### Supplied text:
####################

[<prev] [next>] [<thread-prev] [day] [month] [year] [list]
Message-ID: <20220830014947.27510-1-kuniyu@amazon.com>
Date: Mon, 29 Aug 2022 18:49:47 -0700
From: Kuniyuki Iwashima <kuniyu@...zon.com>
To: <kuniyu@...zon.com>
CC: <davem@...emloft.net>, <edumazet@...gle.com>, <kuba@...nel.org>,
<kuni1840@...il.com>, <netdev@...r.kernel.org>, <pabeni@...hat.com>
Subject: Re: [PATCH v2 net-next 4/5] tcp: Save unnecessary inet_twsk_purge() calls.
From: Kuniyuki Iwashima <kuniyu@...zon.com>
Date: Mon, 29 Aug 2022 16:34:53 -0700
> From: Eric Dumazet <edumazet@...gle.com>
> Date: Mon, 29 Aug 2022 16:11:57 -0700
> > On Mon, Aug 29, 2022 at 9:21 AM Kuniyuki Iwashima <kuniyu@...zon.com> wrote:
> > >
> > > While destroying netns, we call inet_twsk_purge() in tcp_sk_exit_batch()
> > > and tcpv6_net_exit_batch() for AF_INET and AF_INET6. These commands
> > > trigger the kernel to walk through the potentially big ehash twice even
> > > though the netns has no TIME_WAIT sockets.
> > >
> > > # ip netns add test
> > > # ip netns del test
> > >
> > > AF_INET6 uses module_init() to be loaded after AF_INET which uses
> > > fs_initcall(), so tcpv6_net_ops is always registered after tcp_sk_ops.

####################

### Challenge 1:
According to the patch discussion, why is tcpv6_net_ops always registered after tcp_sk_ops?
### Challenge 2:
In the patch discussion, which two functions call inet_twsk_purge() while a netns is being destroyed?

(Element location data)
####################

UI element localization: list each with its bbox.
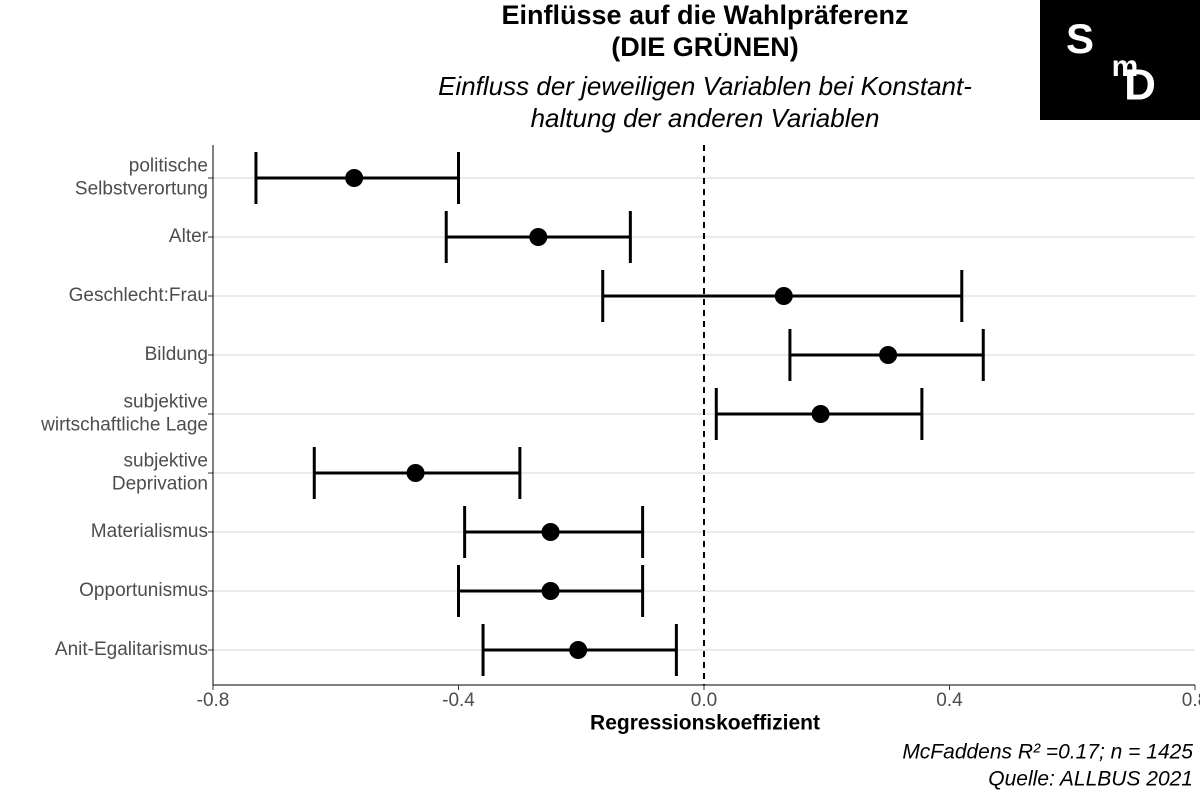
y-tick-label: Alter — [169, 226, 209, 247]
point — [529, 228, 548, 246]
point — [811, 405, 830, 423]
y-tick-label: Geschlecht:Frau — [69, 285, 208, 306]
point — [879, 346, 898, 364]
point — [541, 523, 560, 541]
x-tick-label: -0.4 — [442, 690, 475, 711]
y-tick-label: Opportunismus — [79, 580, 208, 601]
x-tick-label: 0.0 — [691, 690, 717, 711]
point — [541, 582, 560, 600]
caption: McFaddens R² =0.17; n = 1425 Quelle: ALLB… — [902, 740, 1193, 790]
point — [345, 169, 364, 187]
x-tick-label: 0.4 — [936, 690, 963, 711]
y-tick-label: subjektive wirtschaftliche Lage — [40, 392, 208, 436]
point — [569, 641, 588, 659]
logo-letter: S — [1066, 15, 1094, 62]
y-tick-label: Bildung — [145, 344, 208, 365]
y-tick-label: Materialismus — [91, 521, 208, 542]
chart-subtitle: Einfluss der jeweiligen Variablen bei Ko… — [438, 71, 972, 133]
x-tick-label: -0.8 — [197, 690, 230, 711]
point — [406, 464, 425, 482]
logo-letter: D — [1124, 61, 1156, 110]
x-axis-label: Regressionskoeffizient — [590, 712, 820, 735]
point — [774, 287, 793, 305]
x-tick-label: 0.8 — [1182, 690, 1200, 711]
y-tick-label: subjektive Deprivation — [112, 451, 208, 495]
logo — [1040, 0, 1200, 120]
y-tick-label: politische Selbstverortung — [75, 156, 208, 200]
chart-title: Einflüsse auf die Wahlpräferenz (DIE GRÜN… — [501, 0, 908, 62]
y-tick-label: Anit-Egalitarismus — [55, 639, 208, 660]
logo-letter: m — [1112, 50, 1139, 83]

####################

### Complete answer 1:
AF_INET6 uses module_init(), so it is loaded after AF_INET, which uses fs_initcall(). As a result, tcpv6_net_ops is always registered after tcp_sk_ops.

### Complete answer 2:
tcp_sk_exit_batch() and tcpv6_net_exit_batch()